A man cycling along the road noticed that every 12 minutes a bus overtakes him and every 4 minutes he meets an oncoming bus. If all buses and the cyclist move at a constant speed, what is the time interval between consecutive buses?

I didn't get how to solve this problem. Can someone explain me more detailed than solution provided by the test? Thank you in advance!!

A man cycling along the road noticed that every 12 minutes a bus overtakes him and every 4 minutes he meets an oncoming bus. If all buses and the cyclist move at a constant speed, what is the time interval between consecutive buses? A. 5 minutes B. 6 minutes C. 8 minutes D. 9 minutes E. 10 minutes

Let's say the distance between the buses is d. We want to determine Interval=\frac{d}{b}, where b is the speed of bus.

Written tasks
1/ Transcribe the part of the cyclist and bus problem starting at "I didn't get" and ending at "speed of bus.".
2/ Restate word for word the lines of the entries, starting at the first entry line and ending at the line that contains "276, 108, 296]", and nothing else.

Items
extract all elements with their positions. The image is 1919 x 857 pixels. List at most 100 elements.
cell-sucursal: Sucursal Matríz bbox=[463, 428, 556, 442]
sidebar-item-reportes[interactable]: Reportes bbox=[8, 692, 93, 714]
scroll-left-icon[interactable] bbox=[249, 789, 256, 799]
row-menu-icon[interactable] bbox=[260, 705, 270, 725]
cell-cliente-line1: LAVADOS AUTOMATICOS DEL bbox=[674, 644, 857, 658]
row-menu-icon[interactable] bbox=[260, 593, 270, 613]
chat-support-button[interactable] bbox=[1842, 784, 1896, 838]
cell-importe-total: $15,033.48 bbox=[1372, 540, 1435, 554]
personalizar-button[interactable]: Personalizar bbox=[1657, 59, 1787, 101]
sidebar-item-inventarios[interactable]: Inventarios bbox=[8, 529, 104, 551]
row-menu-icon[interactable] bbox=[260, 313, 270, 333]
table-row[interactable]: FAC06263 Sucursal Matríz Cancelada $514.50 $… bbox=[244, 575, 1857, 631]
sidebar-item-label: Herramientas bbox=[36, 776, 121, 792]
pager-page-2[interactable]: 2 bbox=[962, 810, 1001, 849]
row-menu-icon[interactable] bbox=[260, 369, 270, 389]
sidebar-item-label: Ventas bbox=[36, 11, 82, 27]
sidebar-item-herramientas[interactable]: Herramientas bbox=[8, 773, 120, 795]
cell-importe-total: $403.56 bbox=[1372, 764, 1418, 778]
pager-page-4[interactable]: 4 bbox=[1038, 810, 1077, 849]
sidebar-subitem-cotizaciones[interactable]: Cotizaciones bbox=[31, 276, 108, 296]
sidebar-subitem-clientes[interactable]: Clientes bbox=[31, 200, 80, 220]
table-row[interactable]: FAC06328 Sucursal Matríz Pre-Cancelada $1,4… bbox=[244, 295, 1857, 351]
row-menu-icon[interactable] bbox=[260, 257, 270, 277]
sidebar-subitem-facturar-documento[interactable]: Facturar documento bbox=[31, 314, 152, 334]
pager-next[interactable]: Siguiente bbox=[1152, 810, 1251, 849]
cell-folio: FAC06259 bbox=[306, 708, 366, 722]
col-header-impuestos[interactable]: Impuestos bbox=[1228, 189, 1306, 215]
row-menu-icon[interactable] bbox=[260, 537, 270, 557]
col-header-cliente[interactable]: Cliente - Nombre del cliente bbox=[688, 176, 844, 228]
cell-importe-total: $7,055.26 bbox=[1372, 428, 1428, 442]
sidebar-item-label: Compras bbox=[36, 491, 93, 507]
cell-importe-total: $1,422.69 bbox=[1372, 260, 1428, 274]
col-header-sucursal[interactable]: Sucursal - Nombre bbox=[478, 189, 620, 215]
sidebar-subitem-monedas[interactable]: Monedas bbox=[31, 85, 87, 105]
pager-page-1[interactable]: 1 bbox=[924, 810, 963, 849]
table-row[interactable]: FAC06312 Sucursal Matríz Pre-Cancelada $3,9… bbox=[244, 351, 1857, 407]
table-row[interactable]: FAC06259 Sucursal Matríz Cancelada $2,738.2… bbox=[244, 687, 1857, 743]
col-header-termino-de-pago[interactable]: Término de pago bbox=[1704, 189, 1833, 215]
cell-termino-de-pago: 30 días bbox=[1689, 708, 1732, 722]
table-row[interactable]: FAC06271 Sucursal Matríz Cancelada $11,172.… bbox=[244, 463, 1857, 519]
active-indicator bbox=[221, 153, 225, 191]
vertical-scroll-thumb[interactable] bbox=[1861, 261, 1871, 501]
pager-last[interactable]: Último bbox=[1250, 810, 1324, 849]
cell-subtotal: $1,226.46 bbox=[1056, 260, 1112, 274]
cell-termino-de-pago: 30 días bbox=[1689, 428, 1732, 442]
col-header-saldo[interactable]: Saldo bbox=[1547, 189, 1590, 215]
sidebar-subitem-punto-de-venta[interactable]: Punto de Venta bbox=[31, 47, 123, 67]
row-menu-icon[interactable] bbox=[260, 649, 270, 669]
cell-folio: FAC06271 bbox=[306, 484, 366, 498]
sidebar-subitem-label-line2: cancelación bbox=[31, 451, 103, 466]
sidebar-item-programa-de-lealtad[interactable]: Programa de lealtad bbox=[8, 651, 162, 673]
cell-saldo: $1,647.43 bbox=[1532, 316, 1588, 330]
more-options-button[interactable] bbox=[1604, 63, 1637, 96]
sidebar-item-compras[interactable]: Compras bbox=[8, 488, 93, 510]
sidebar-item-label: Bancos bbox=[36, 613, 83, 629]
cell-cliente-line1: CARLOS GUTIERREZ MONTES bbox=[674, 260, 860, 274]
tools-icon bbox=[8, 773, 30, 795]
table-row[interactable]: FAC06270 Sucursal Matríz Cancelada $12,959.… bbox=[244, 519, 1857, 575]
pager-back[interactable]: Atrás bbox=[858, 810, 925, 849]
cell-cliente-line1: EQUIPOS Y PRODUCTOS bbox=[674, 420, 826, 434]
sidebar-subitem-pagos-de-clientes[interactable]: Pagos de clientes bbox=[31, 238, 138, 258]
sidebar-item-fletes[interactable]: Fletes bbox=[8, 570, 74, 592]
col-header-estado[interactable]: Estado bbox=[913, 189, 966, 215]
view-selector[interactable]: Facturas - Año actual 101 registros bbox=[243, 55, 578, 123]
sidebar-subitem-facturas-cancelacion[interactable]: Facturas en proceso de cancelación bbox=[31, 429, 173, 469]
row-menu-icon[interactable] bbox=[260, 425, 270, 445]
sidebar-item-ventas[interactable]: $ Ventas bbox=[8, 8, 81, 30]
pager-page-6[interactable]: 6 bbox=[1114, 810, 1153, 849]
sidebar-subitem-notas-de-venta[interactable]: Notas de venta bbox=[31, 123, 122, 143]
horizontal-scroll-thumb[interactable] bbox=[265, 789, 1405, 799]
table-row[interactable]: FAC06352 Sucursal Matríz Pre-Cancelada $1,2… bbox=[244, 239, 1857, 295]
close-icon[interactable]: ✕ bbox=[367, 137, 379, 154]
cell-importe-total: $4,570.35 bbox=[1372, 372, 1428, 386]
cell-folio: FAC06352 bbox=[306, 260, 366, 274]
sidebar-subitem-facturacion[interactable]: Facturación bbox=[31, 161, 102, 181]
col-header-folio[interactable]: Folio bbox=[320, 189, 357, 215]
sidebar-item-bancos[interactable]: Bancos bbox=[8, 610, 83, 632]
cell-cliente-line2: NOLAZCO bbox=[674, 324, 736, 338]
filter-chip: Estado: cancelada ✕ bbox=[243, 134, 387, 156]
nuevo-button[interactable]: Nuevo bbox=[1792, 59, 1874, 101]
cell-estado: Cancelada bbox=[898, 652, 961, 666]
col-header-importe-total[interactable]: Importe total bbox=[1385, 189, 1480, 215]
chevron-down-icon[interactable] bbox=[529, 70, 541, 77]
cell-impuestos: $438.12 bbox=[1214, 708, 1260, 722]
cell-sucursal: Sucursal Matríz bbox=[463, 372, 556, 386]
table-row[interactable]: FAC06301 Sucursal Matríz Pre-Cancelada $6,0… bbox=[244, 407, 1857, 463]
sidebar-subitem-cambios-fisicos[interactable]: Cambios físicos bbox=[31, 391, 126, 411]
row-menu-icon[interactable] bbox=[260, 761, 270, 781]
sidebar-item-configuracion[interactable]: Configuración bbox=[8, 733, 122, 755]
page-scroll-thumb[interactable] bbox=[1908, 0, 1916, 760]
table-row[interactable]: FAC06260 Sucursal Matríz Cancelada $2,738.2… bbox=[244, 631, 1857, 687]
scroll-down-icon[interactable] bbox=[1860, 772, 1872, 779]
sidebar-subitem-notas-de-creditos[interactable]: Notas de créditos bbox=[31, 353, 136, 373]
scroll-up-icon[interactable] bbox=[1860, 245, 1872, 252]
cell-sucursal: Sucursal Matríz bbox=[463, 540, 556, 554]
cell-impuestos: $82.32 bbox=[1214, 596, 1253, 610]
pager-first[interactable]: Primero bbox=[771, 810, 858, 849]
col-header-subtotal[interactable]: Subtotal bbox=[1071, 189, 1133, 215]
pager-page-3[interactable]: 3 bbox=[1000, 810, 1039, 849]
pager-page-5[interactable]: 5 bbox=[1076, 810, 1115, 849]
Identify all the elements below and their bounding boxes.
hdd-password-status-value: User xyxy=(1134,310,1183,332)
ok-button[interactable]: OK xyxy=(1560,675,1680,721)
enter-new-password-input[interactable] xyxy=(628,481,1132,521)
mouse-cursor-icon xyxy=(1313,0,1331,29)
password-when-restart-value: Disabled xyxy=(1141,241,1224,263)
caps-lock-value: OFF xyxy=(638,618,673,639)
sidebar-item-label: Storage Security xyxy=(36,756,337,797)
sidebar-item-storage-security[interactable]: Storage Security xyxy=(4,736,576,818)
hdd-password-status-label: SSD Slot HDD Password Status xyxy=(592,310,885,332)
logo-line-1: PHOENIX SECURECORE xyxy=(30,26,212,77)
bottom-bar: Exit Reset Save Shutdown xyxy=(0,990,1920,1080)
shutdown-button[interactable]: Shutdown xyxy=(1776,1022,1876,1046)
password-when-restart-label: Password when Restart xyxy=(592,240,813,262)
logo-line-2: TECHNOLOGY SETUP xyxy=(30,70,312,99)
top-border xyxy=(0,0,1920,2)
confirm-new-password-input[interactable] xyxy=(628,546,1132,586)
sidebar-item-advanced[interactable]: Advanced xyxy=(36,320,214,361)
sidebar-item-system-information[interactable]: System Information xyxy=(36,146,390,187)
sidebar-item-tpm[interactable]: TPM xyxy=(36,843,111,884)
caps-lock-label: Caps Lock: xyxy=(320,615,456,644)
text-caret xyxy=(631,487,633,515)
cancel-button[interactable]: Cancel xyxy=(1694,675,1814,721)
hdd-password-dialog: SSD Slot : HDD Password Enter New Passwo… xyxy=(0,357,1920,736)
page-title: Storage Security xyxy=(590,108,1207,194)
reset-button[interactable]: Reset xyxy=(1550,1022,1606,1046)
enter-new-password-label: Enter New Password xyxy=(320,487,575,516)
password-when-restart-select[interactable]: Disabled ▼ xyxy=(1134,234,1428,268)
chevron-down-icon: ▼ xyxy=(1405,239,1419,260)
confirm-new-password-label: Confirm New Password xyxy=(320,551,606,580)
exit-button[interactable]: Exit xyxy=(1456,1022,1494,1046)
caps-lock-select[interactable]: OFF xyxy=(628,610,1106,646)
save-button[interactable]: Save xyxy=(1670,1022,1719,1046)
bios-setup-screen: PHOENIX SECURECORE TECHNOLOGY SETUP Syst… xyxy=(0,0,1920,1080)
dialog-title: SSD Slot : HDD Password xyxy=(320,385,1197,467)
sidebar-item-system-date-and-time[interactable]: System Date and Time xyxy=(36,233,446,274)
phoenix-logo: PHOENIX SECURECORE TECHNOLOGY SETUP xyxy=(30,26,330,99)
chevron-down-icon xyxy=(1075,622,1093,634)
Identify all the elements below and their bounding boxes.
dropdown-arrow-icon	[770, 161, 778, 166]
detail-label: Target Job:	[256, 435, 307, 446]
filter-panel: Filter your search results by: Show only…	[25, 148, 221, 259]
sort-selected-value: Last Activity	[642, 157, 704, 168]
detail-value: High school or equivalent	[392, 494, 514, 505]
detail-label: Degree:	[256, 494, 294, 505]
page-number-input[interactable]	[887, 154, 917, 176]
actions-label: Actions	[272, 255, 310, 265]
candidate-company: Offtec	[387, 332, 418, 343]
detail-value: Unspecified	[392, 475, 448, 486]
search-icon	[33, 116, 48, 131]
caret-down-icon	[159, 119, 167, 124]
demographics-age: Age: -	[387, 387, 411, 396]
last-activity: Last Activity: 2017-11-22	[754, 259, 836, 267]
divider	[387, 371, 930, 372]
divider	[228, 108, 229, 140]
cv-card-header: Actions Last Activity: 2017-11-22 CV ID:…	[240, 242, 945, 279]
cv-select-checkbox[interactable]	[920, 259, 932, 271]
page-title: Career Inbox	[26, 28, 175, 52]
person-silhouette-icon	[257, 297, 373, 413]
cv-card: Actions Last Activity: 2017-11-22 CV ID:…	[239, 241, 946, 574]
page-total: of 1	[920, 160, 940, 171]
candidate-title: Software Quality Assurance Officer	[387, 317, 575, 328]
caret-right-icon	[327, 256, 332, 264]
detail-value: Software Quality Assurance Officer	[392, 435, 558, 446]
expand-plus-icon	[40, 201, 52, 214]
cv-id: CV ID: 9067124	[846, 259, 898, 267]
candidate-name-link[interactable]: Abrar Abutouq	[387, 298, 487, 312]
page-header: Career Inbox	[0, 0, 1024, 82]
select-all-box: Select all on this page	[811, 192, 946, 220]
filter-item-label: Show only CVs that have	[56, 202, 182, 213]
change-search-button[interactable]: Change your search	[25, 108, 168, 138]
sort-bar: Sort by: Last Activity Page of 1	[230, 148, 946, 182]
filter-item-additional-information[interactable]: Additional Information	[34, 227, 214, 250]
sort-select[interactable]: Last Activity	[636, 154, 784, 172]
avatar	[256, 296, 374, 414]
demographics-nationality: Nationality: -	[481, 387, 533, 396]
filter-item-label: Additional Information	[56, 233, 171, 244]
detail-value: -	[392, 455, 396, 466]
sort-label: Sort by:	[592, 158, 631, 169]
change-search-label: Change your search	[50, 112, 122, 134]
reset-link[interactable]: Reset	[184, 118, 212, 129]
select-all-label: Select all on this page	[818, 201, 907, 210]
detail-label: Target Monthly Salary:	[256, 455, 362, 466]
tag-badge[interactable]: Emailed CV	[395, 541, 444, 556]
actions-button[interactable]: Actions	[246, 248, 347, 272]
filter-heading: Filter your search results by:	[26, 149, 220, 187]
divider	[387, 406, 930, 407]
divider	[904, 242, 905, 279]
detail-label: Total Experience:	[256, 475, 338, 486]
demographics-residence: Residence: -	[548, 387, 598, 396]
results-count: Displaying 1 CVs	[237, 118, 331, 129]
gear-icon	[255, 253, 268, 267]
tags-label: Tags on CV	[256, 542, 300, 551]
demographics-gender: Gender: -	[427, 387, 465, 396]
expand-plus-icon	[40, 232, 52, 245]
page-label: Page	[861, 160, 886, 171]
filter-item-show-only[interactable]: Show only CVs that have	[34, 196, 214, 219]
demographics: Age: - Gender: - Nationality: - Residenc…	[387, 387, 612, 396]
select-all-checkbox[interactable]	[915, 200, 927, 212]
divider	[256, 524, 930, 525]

Answers by task
1/
I didn't get how to solve this problem. Can someone explain me more detailed than solution provided by the test? Thank you in advance!!

A man cycling along the road noticed that every 12 minutes a bus overtakes him and every 4 minutes he meets an oncoming bus. If all buses and the cyclist move at a constant speed, what is the time interval between consecutive buses? A. 5 minutes B. 6 minutes C. 8 minutes D. 9 minutes E. 10 minutes

Let's say the distance between the buses is d. We want to determine Interval=\frac{d}{b}, where b is the speed of bus.

2/
extract all elements with their positions. The image is 1919 x 857 pixels. List at most 100 elements.
cell-sucursal: Sucursal Matríz bbox=[463, 428, 556, 442]
sidebar-item-reportes[interactable]: Reportes bbox=[8, 692, 93, 714]
scroll-left-icon[interactable] bbox=[249, 789, 256, 799]
row-menu-icon[interactable] bbox=[260, 705, 270, 725]
cell-cliente-line1: LAVADOS AUTOMATICOS DEL bbox=[674, 644, 857, 658]
row-menu-icon[interactable] bbox=[260, 593, 270, 613]
chat-support-button[interactable] bbox=[1842, 784, 1896, 838]
cell-importe-total: $15,033.48 bbox=[1372, 540, 1435, 554]
personalizar-button[interactable]: Personalizar bbox=[1657, 59, 1787, 101]
sidebar-item-inventarios[interactable]: Inventarios bbox=[8, 529, 104, 551]
row-menu-icon[interactable] bbox=[260, 313, 270, 333]
table-row[interactable]: FAC06263 Sucursal Matríz Cancelada $514.50 $… bbox=[244, 575, 1857, 631]
sidebar-item-label: Herramientas bbox=[36, 776, 121, 792]
pager-page-2[interactable]: 2 bbox=[962, 810, 1001, 849]
row-menu-icon[interactable] bbox=[260, 369, 270, 389]
sidebar-item-label: Ventas bbox=[36, 11, 82, 27]
sidebar-item-herramientas[interactable]: Herramientas bbox=[8, 773, 120, 795]
cell-importe-total: $403.56 bbox=[1372, 764, 1418, 778]
pager-page-4[interactable]: 4 bbox=[1038, 810, 1077, 849]
sidebar-subitem-cotizaciones[interactable]: Cotizaciones bbox=[31, 276, 108, 296]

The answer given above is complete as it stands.